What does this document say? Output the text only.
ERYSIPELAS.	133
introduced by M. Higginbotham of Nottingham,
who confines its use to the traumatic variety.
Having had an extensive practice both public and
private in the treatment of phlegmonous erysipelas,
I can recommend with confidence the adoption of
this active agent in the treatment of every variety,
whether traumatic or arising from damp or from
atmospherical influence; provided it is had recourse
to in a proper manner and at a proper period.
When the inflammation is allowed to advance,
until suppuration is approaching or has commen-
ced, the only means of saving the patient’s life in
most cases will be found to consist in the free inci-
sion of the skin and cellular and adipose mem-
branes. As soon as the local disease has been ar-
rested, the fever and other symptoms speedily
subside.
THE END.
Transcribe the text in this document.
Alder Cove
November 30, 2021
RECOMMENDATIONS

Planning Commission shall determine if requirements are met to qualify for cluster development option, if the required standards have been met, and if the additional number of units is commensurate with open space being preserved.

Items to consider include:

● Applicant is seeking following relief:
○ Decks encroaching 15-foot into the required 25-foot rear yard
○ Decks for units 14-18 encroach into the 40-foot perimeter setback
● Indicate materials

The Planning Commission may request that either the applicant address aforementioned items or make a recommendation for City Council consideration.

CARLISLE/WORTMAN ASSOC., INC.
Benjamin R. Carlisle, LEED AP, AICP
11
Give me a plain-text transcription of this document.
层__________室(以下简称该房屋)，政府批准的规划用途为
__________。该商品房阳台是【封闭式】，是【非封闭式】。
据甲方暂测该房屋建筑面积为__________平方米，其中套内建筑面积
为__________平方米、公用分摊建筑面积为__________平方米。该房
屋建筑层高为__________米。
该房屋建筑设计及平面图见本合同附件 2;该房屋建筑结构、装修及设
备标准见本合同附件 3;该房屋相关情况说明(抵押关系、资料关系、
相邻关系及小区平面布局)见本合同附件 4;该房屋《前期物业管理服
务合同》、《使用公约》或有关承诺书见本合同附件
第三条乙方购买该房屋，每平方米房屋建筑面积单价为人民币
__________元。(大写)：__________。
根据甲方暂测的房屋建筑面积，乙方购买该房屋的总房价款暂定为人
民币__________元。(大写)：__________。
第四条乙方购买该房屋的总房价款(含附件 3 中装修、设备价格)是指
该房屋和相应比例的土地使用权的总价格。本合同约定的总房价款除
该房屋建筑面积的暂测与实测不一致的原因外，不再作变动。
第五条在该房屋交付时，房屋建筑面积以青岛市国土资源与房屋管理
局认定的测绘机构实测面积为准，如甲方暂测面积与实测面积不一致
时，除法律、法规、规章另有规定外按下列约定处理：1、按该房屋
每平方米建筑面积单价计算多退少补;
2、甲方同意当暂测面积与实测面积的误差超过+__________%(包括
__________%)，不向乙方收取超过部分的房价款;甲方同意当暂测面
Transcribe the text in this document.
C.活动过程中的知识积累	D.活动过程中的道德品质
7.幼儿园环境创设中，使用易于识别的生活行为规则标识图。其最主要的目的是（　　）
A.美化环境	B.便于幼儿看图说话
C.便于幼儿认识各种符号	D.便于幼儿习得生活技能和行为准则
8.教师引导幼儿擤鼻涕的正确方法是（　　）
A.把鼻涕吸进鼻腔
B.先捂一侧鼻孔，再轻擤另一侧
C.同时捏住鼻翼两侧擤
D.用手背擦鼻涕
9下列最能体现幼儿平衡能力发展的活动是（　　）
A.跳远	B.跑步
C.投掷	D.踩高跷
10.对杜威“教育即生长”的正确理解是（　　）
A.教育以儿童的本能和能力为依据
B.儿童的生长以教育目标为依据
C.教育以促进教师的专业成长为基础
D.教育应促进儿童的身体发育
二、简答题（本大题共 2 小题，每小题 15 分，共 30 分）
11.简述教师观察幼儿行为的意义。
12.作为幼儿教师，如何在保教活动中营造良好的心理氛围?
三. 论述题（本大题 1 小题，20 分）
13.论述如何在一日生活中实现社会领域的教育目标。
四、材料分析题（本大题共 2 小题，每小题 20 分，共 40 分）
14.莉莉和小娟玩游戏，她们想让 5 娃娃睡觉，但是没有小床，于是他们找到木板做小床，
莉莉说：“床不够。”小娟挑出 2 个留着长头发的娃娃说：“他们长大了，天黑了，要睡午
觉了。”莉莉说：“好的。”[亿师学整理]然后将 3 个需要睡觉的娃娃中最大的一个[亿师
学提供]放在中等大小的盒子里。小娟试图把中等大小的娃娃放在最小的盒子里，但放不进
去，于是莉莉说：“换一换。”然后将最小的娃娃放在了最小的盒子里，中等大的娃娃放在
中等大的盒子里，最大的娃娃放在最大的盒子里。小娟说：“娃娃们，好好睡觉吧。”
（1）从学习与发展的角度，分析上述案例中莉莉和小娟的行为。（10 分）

##########

- What is expected -
Quote the material exactly, leaving nothing out.

- Task result -
What does this document say? Output the text only.
ERYSIPELAS.	133
introduced by M. Higginbotham of Nottingham,
who confines its use to the traumatic variety.
Having had an extensive practice both public and
private in the treatment of phlegmonous erysipelas,
I can recommend with confidence the adoption of
this active agent in the treatment of every variety,
whether traumatic or arising from damp or from
atmospherical influence; provided it is had recourse
to in a proper manner and at a proper period.
When the inflammation is allowed to advance,
until suppuration is approaching or has commen-
ced, the only means of saving the patient’s life in
most cases will be found to consist in the free inci-
sion of the skin and cellular and adipose mem-
branes. As soon as the local disease has been ar-
rested, the fever and other symptoms speedily
subside.
THE END.
Transcribe the text in this document.
Alder Cove
November 30, 2021
RECOMMENDATIONS

Planning Commission shall determine if requirements are met to qualify for cluster development option, if the required standards have been met, and if the additional number of units is commensurate with open space being preserved.

Items to consider include:

● Applicant is seeking following relief:
○ Decks encroaching 15-foot into the required 25-foot rear yard
○ Decks for units 14-18 encroach into the 40-foot perimeter setback
● Indicate materials

The Planning Commission may request that either the applicant address aforementioned items or make a recommendation for City Council consideration.

CARLISLE/WORTMAN ASSOC., INC.
Benjamin R. Carlisle, LEED AP, AICP
11
Give me a plain-text transcription of this document.
层__________室(以下简称该房屋)，政府批准的规划用途为
__________。该商品房阳台是【封闭式】，是【非封闭式】。
据甲方暂测该房屋建筑面积为__________平方米，其中套内建筑面积
为__________平方米、公用分摊建筑面积为__________平方米。该房
屋建筑层高为__________米。
该房屋建筑设计及平面图见本合同附件 2;该房屋建筑结构、装修及设
备标准见本合同附件 3;该房屋相关情况说明(抵押关系、资料关系、
相邻关系及小区平面布局)见本合同附件 4;该房屋《前期物业管理服
务合同》、《使用公约》或有关承诺书见本合同附件
第三条乙方购买该房屋，每平方米房屋建筑面积单价为人民币
__________元。(大写)：__________。
根据甲方暂测的房屋建筑面积，乙方购买该房屋的总房价款暂定为人
民币__________元。(大写)：__________。
第四条乙方购买该房屋的总房价款(含附件 3 中装修、设备价格)是指
该房屋和相应比例的土地使用权的总价格。本合同约定的总房价款除
该房屋建筑面积的暂测与实测不一致的原因外，不再作变动。
第五条在该房屋交付时，房屋建筑面积以青岛市国土资源与房屋管理
局认定的测绘机构实测面积为准，如甲方暂测面积与实测面积不一致
时，除法律、法规、规章另有规定外按下列约定处理：1、按该房屋
每平方米建筑面积单价计算多退少补;
2、甲方同意当暂测面积与实测面积的误差超过+__________%(包括
__________%)，不向乙方收取超过部分的房价款;甲方同意当暂测面
Transcribe the text in this document.
C.活动过程中的知识积累	D.活动过程中的道德品质
7.幼儿园环境创设中，使用易于识别的生活行为规则标识图。其最主要的目的是（　　）
A.美化环境	B.便于幼儿看图说话
C.便于幼儿认识各种符号	D.便于幼儿习得生活技能和行为准则
8.教师引导幼儿擤鼻涕的正确方法是（　　）
A.把鼻涕吸进鼻腔
B.先捂一侧鼻孔，再轻擤另一侧
C.同时捏住鼻翼两侧擤
D.用手背擦鼻涕
9下列最能体现幼儿平衡能力发展的活动是（　　）
A.跳远	B.跑步
C.投掷	D.踩高跷
10.对杜威“教育即生长”的正确理解是（　　）
A.教育以儿童的本能和能力为依据
B.儿童的生长以教育目标为依据
C.教育以促进教师的专业成长为基础
D.教育应促进儿童的身体发育
二、简答题（本大题共 2 小题，每小题 15 分，共 30 分）
11.简述教师观察幼儿行为的意义。
12.作为幼儿教师，如何在保教活动中营造良好的心理氛围?
三. 论述题（本大题 1 小题，20 分）
13.论述如何在一日生活中实现社会领域的教育目标。
四、材料分析题（本大题共 2 小题，每小题 20 分，共 40 分）
14.莉莉和小娟玩游戏，她们想让 5 娃娃睡觉，但是没有小床，于是他们找到木板做小床，
莉莉说：“床不够。”小娟挑出 2 个留着长头发的娃娃说：“他们长大了，天黑了，要睡午
觉了。”莉莉说：“好的。”[亿师学整理]然后将 3 个需要睡觉的娃娃中最大的一个[亿师
学提供]放在中等大小的盒子里。小娟试图把中等大小的娃娃放在最小的盒子里，但放不进
去，于是莉莉说：“换一换。”然后将最小的娃娃放在了最小的盒子里，中等大的娃娃放在
中等大的盒子里，最大的娃娃放在最大的盒子里。小娟说：“娃娃们，好好睡觉吧。”
（1）从学习与发展的角度，分析上述案例中莉莉和小娟的行为。（10 分）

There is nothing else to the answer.